* Exercise *
Beneath this task is a listing; retype all of it exactly.

──────────────────────────────

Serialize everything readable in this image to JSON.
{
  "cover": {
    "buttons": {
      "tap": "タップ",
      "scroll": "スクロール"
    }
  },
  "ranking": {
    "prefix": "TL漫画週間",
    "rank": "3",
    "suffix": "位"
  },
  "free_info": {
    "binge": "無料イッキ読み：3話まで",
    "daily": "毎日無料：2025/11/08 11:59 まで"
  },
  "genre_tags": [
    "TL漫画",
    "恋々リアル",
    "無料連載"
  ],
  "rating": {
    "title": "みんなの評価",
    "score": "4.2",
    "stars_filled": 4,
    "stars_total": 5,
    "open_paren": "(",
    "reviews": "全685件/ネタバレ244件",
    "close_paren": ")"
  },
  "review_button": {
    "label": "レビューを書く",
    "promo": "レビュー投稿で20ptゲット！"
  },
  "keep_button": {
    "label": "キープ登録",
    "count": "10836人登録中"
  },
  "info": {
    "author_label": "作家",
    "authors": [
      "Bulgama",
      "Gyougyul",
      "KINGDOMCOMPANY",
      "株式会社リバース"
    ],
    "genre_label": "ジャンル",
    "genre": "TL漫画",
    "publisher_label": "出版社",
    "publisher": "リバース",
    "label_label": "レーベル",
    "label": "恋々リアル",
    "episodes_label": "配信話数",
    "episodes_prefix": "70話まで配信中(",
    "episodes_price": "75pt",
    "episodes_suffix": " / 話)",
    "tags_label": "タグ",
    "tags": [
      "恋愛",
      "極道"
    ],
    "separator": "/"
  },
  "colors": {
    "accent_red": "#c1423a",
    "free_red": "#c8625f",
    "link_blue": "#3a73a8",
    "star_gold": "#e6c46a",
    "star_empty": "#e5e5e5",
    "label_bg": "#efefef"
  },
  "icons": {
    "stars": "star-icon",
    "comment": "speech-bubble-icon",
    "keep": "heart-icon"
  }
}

──────────────────────────────

* Solution to the problem *
Serialize everything readable in this image to JSON.
{
  "cover": {
    "buttons": {
      "tap": "タップ",
      "scroll": "スクロール"
    }
  },
  "ranking": {
    "prefix": "TL漫画週間",
    "rank": "3",
    "suffix": "位"
  },
  "free_info": {
    "binge": "無料イッキ読み：3話まで",
    "daily": "毎日無料：2025/11/08 11:59 まで"
  },
  "genre_tags": [
    "TL漫画",
    "恋々リアル",
    "無料連載"
  ],
  "rating": {
    "title": "みんなの評価",
    "score": "4.2",
    "stars_filled": 4,
    "stars_total": 5,
    "open_paren": "(",
    "reviews": "全685件/ネタバレ244件",
    "close_paren": ")"
  },
  "review_button": {
    "label": "レビューを書く",
    "promo": "レビュー投稿で20ptゲット！"
  },
  "keep_button": {
    "label": "キープ登録",
    "count": "10836人登録中"
  },
  "info": {
    "author_label": "作家",
    "authors": [
      "Bulgama",
      "Gyougyul",
      "KINGDOMCOMPANY",
      "株式会社リバース"
    ],
    "genre_label": "ジャンル",
    "genre": "TL漫画",
    "publisher_label": "出版社",
    "publisher": "リバース",
    "label_label": "レーベル",
    "label": "恋々リアル",
    "episodes_label": "配信話数",
    "episodes_prefix": "70話まで配信中(",
    "episodes_price": "75pt",
    "episodes_suffix": " / 話)",
    "tags_label": "タグ",
    "tags": [
      "恋愛",
      "極道"
    ],
    "separator": "/"
  },
  "colors": {
    "accent_red": "#c1423a",
    "free_red": "#c8625f",
    "link_blue": "#3a73a8",
    "star_gold": "#e6c46a",
    "star_empty": "#e5e5e5",
    "label_bg": "#efefef"
  },
  "icons": {
    "stars": "star-icon",
    "comment": "speech-bubble-icon",
    "keep": "heart-icon"
  }
}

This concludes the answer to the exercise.